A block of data
────────────────

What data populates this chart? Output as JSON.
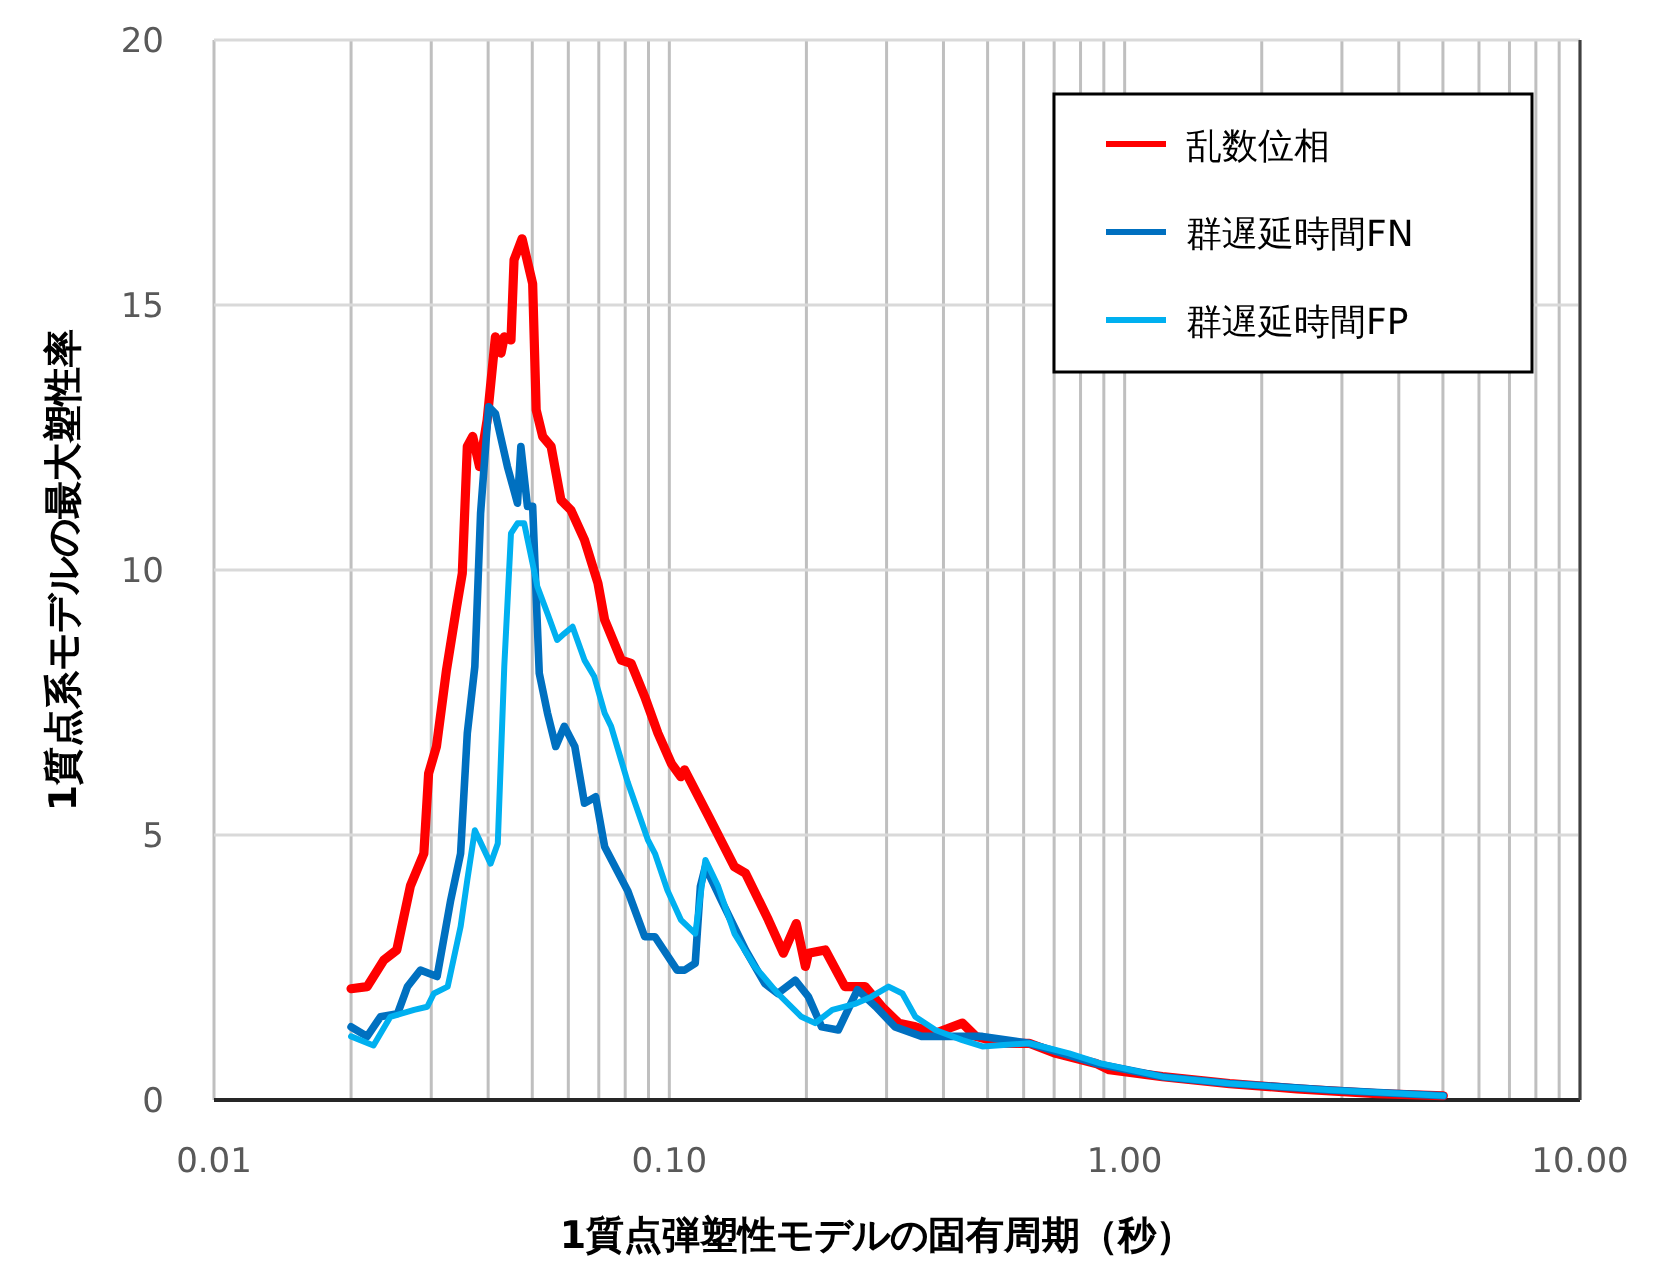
{
  "chart_data": {
    "type": "line",
    "xlabel": "1質点弾塑性モデルの固有周期（秒）",
    "ylabel": "1質点系モデルの最大塑性率",
    "log": "x",
    "grid": true,
    "legend": "top right",
    "xlim": [
      0.01,
      10
    ],
    "xticks": [
      0.01,
      {
        "value": 0.1,
        "label": "0.10"
      },
      {
        "value": 1,
        "label": "1.00"
      },
      {
        "value": 10,
        "label": "10.00"
      }
    ],
    "ylim": [
      0,
      20
    ],
    "yticks": [
      0,
      5,
      10,
      15,
      20
    ],
    "series": [
      {
        "name": "乱数位相",
        "color": "#ff0000",
        "x": [
          0.02,
          0.0217,
          0.0236,
          0.0252,
          0.027,
          0.0289,
          0.0296,
          0.0308,
          0.0324,
          0.0341,
          0.0351,
          0.036,
          0.037,
          0.0383,
          0.0398,
          0.0415,
          0.0427,
          0.0434,
          0.0449,
          0.0456,
          0.0475,
          0.0501,
          0.051,
          0.0527,
          0.055,
          0.0578,
          0.0608,
          0.0651,
          0.0697,
          0.0721,
          0.0784,
          0.0824,
          0.0883,
          0.0944,
          0.101,
          0.106,
          0.108,
          0.122,
          0.139,
          0.147,
          0.165,
          0.178,
          0.19,
          0.199,
          0.202,
          0.22,
          0.243,
          0.269,
          0.293,
          0.319,
          0.347,
          0.384,
          0.44,
          0.471,
          0.539,
          0.617,
          0.706,
          0.865,
          0.925,
          1.21,
          1.7,
          2.39,
          3.58,
          5.01
        ],
        "values": [
          2.1,
          2.14,
          2.64,
          2.83,
          4.04,
          4.65,
          6.16,
          6.67,
          8.11,
          9.3,
          9.94,
          12.33,
          12.52,
          11.95,
          12.83,
          14.4,
          14.09,
          14.4,
          14.34,
          15.85,
          16.25,
          15.4,
          13.02,
          12.52,
          12.33,
          11.32,
          11.13,
          10.57,
          9.75,
          9.06,
          8.3,
          8.24,
          7.61,
          6.92,
          6.35,
          6.1,
          6.23,
          5.35,
          4.4,
          4.28,
          3.4,
          2.77,
          3.33,
          2.52,
          2.77,
          2.83,
          2.14,
          2.14,
          1.76,
          1.45,
          1.38,
          1.26,
          1.45,
          1.2,
          1.07,
          1.07,
          0.88,
          0.69,
          0.57,
          0.44,
          0.31,
          0.21,
          0.12,
          0.08
        ]
      },
      {
        "name": "群遅延時間FN",
        "color": "#0070c0",
        "x": [
          0.02,
          0.0217,
          0.0232,
          0.0253,
          0.0266,
          0.0284,
          0.0309,
          0.0331,
          0.0348,
          0.036,
          0.0374,
          0.0385,
          0.0401,
          0.0415,
          0.0441,
          0.0464,
          0.0472,
          0.0488,
          0.0501,
          0.0518,
          0.054,
          0.0563,
          0.0588,
          0.062,
          0.0651,
          0.0689,
          0.0721,
          0.081,
          0.0883,
          0.093,
          0.104,
          0.108,
          0.114,
          0.117,
          0.12,
          0.13,
          0.147,
          0.162,
          0.173,
          0.189,
          0.202,
          0.216,
          0.235,
          0.259,
          0.284,
          0.313,
          0.358,
          0.44,
          0.487,
          0.617,
          0.731,
          0.865,
          1.21,
          1.7,
          2.81,
          5.01
        ],
        "values": [
          1.38,
          1.2,
          1.57,
          1.63,
          2.14,
          2.45,
          2.33,
          3.77,
          4.65,
          6.92,
          8.18,
          11.07,
          13.08,
          12.95,
          11.95,
          11.26,
          12.33,
          11.2,
          11.2,
          8.05,
          7.3,
          6.67,
          7.05,
          6.67,
          5.6,
          5.72,
          4.78,
          3.95,
          3.08,
          3.08,
          2.45,
          2.45,
          2.58,
          4.03,
          4.4,
          3.77,
          2.83,
          2.2,
          2.01,
          2.26,
          1.95,
          1.38,
          1.32,
          2.08,
          1.76,
          1.38,
          1.2,
          1.2,
          1.2,
          1.07,
          0.88,
          0.69,
          0.44,
          0.31,
          0.19,
          0.08
        ]
      },
      {
        "name": "群遅延時間FP",
        "color": "#00b0f0",
        "x": [
          0.02,
          0.0224,
          0.0244,
          0.0275,
          0.0294,
          0.0304,
          0.0326,
          0.0348,
          0.036,
          0.0374,
          0.0405,
          0.042,
          0.0434,
          0.0449,
          0.0464,
          0.048,
          0.0513,
          0.054,
          0.0567,
          0.0588,
          0.0613,
          0.0651,
          0.0684,
          0.0721,
          0.0745,
          0.081,
          0.0897,
          0.093,
          0.099,
          0.106,
          0.114,
          0.12,
          0.128,
          0.139,
          0.154,
          0.173,
          0.195,
          0.209,
          0.228,
          0.257,
          0.278,
          0.303,
          0.325,
          0.347,
          0.384,
          0.44,
          0.487,
          0.617,
          0.755,
          0.884,
          1.21,
          1.7,
          2.81,
          5.01
        ],
        "values": [
          1.2,
          1.03,
          1.57,
          1.7,
          1.76,
          2.01,
          2.14,
          3.27,
          4.15,
          5.09,
          4.46,
          4.84,
          8.18,
          10.69,
          10.88,
          10.88,
          9.69,
          9.18,
          8.68,
          8.8,
          8.93,
          8.3,
          7.99,
          7.3,
          7.05,
          6.0,
          4.91,
          4.65,
          3.96,
          3.4,
          3.14,
          4.53,
          4.03,
          3.14,
          2.52,
          2.01,
          1.57,
          1.45,
          1.7,
          1.82,
          1.95,
          2.14,
          2.01,
          1.57,
          1.32,
          1.13,
          1.01,
          1.07,
          0.88,
          0.69,
          0.44,
          0.31,
          0.19,
          0.08
        ]
      }
    ]
  }
}
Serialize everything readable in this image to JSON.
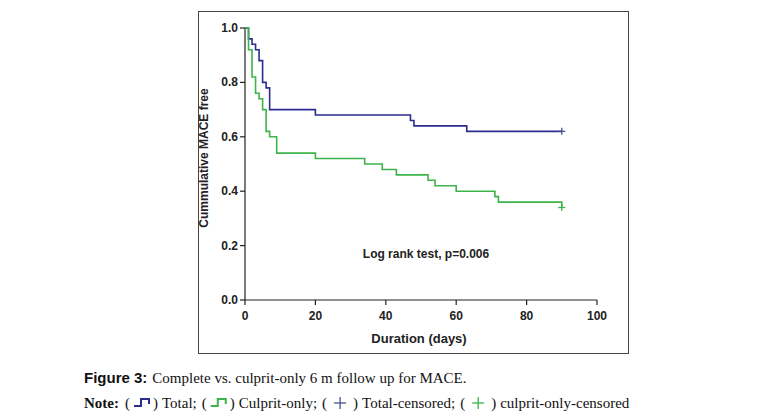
{
  "chart_data": {
    "type": "step",
    "xlabel": "Duration (days)",
    "ylabel": "Cummulative MACE free",
    "annotation": "Log rank test, p=0.006",
    "xlim": [
      0,
      100
    ],
    "xticks": [
      0,
      20,
      40,
      60,
      80,
      100
    ],
    "ylim": [
      0,
      1
    ],
    "yticks": [
      {
        "value": 0,
        "label": "0.0"
      },
      0.2,
      0.4,
      0.6,
      0.8,
      {
        "value": 1,
        "label": "1.0"
      }
    ],
    "grid": false,
    "series": [
      {
        "name": "Total",
        "type": "step",
        "color": "#2b2d8e",
        "x": [
          0,
          1,
          2,
          3,
          4,
          5,
          6,
          7,
          20,
          47,
          48,
          63,
          90
        ],
        "values": [
          1,
          0.96,
          0.94,
          0.92,
          0.88,
          0.8,
          0.78,
          0.7,
          0.68,
          0.66,
          0.64,
          0.62,
          0.62
        ]
      },
      {
        "name": "Culprit-only",
        "type": "step",
        "color": "#3cb44a",
        "x": [
          0,
          1,
          2,
          3,
          4,
          5,
          6,
          7,
          9,
          20,
          34,
          39,
          43,
          52,
          54,
          60,
          71,
          72,
          90
        ],
        "values": [
          1,
          0.92,
          0.82,
          0.76,
          0.74,
          0.7,
          0.62,
          0.6,
          0.54,
          0.52,
          0.5,
          0.48,
          0.46,
          0.44,
          0.42,
          0.4,
          0.38,
          0.36,
          0.34
        ]
      },
      {
        "name": "Total-censored",
        "type": "scatter",
        "marker": "plus",
        "color": "#4a4f8f",
        "x": [
          90
        ],
        "values": [
          0.62
        ]
      },
      {
        "name": "culprit-only-censored",
        "type": "scatter",
        "marker": "plus",
        "color": "#3cb44a",
        "x": [
          90
        ],
        "values": [
          0.34
        ]
      }
    ],
    "caption": {
      "label": "Figure 3:",
      "text": "Complete vs. culprit-only 6 m follow up for MACE."
    },
    "note": {
      "label": "Note:",
      "open": "(",
      "close": ")",
      "separator": ";"
    }
  }
}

────────────────

[WHAT YOU ARE ASKED TO DO]: Extract, from the material above, each line holding the word "JSON".

[WRITTEN SOLUTION]:
What data populates this chart? Output as JSON.
Serialize everything readable in this image to JSON.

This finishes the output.